◆ **Work to be completed**: Repeat the material exactly, every line of it.

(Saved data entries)
========================================

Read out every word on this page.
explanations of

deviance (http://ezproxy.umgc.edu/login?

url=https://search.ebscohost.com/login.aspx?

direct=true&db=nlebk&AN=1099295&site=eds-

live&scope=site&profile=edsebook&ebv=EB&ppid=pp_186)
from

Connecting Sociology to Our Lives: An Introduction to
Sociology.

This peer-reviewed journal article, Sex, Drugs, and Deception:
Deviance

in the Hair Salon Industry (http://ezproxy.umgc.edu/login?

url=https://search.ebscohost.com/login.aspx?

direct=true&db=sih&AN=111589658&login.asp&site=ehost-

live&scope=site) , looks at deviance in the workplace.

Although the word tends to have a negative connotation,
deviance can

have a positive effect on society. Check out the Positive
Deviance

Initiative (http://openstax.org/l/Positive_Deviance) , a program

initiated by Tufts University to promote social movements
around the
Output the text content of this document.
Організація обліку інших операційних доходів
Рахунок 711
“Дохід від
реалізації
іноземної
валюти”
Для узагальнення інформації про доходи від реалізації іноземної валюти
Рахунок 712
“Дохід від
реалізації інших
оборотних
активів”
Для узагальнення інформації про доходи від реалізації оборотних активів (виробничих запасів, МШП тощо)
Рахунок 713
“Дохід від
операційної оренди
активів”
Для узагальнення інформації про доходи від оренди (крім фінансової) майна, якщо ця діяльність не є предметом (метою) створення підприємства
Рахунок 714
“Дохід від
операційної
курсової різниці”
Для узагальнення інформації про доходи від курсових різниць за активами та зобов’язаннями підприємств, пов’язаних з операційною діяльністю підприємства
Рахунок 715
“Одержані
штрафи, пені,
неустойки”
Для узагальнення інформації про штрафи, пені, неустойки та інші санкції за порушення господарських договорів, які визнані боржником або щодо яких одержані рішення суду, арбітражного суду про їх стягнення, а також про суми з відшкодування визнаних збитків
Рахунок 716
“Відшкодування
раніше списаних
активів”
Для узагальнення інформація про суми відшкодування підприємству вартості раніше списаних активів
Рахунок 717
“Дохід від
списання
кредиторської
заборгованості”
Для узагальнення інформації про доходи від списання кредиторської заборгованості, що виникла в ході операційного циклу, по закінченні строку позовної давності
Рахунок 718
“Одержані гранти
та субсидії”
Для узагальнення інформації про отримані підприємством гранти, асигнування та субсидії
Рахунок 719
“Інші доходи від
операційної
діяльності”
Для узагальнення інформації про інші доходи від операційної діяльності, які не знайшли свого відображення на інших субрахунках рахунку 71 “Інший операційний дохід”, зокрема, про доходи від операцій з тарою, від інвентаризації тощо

========================================

◆ **Final result**:
Read out every word on this page.
explanations of

deviance (http://ezproxy.umgc.edu/login?

url=https://search.ebscohost.com/login.aspx?

direct=true&db=nlebk&AN=1099295&site=eds-

live&scope=site&profile=edsebook&ebv=EB&ppid=pp_186)
from

Connecting Sociology to Our Lives: An Introduction to
Sociology.

This peer-reviewed journal article, Sex, Drugs, and Deception:
Deviance

in the Hair Salon Industry (http://ezproxy.umgc.edu/login?

url=https://search.ebscohost.com/login.aspx?

direct=true&db=sih&AN=111589658&login.asp&site=ehost-

live&scope=site) , looks at deviance in the workplace.

Although the word tends to have a negative connotation,
deviance can

have a positive effect on society. Check out the Positive
Deviance

Initiative (http://openstax.org/l/Positive_Deviance) , a program

initiated by Tufts University to promote social movements
around the
Output the text content of this document.
Організація обліку інших операційних доходів
Рахунок 711
“Дохід від
реалізації
іноземної
валюти”
Для узагальнення інформації про доходи від реалізації іноземної валюти
Рахунок 712
“Дохід від
реалізації інших
оборотних
активів”
Для узагальнення інформації про доходи від реалізації оборотних активів (виробничих запасів, МШП тощо)
Рахунок 713
“Дохід від
операційної оренди
активів”
Для узагальнення інформації про доходи від оренди (крім фінансової) майна, якщо ця діяльність не є предметом (метою) створення підприємства
Рахунок 714
“Дохід від
операційної
курсової різниці”
Для узагальнення інформації про доходи від курсових різниць за активами та зобов’язаннями підприємств, пов’язаних з операційною діяльністю підприємства
Рахунок 715
“Одержані
штрафи, пені,
неустойки”
Для узагальнення інформації про штрафи, пені, неустойки та інші санкції за порушення господарських договорів, які визнані боржником або щодо яких одержані рішення суду, арбітражного суду про їх стягнення, а також про суми з відшкодування визнаних збитків
Рахунок 716
“Відшкодування
раніше списаних
активів”
Для узагальнення інформація про суми відшкодування підприємству вартості раніше списаних активів
Рахунок 717
“Дохід від
списання
кредиторської
заборгованості”
Для узагальнення інформації про доходи від списання кредиторської заборгованості, що виникла в ході операційного циклу, по закінченні строку позовної давності
Рахунок 718
“Одержані гранти
та субсидії”
Для узагальнення інформації про отримані підприємством гранти, асигнування та субсидії
Рахунок 719
“Інші доходи від
операційної
діяльності”
Для узагальнення інформації про інші доходи від операційної діяльності, які не знайшли свого відображення на інших субрахунках рахунку 71 “Інший операційний дохід”, зокрема, про доходи від операцій з тарою, від інвентаризації тощо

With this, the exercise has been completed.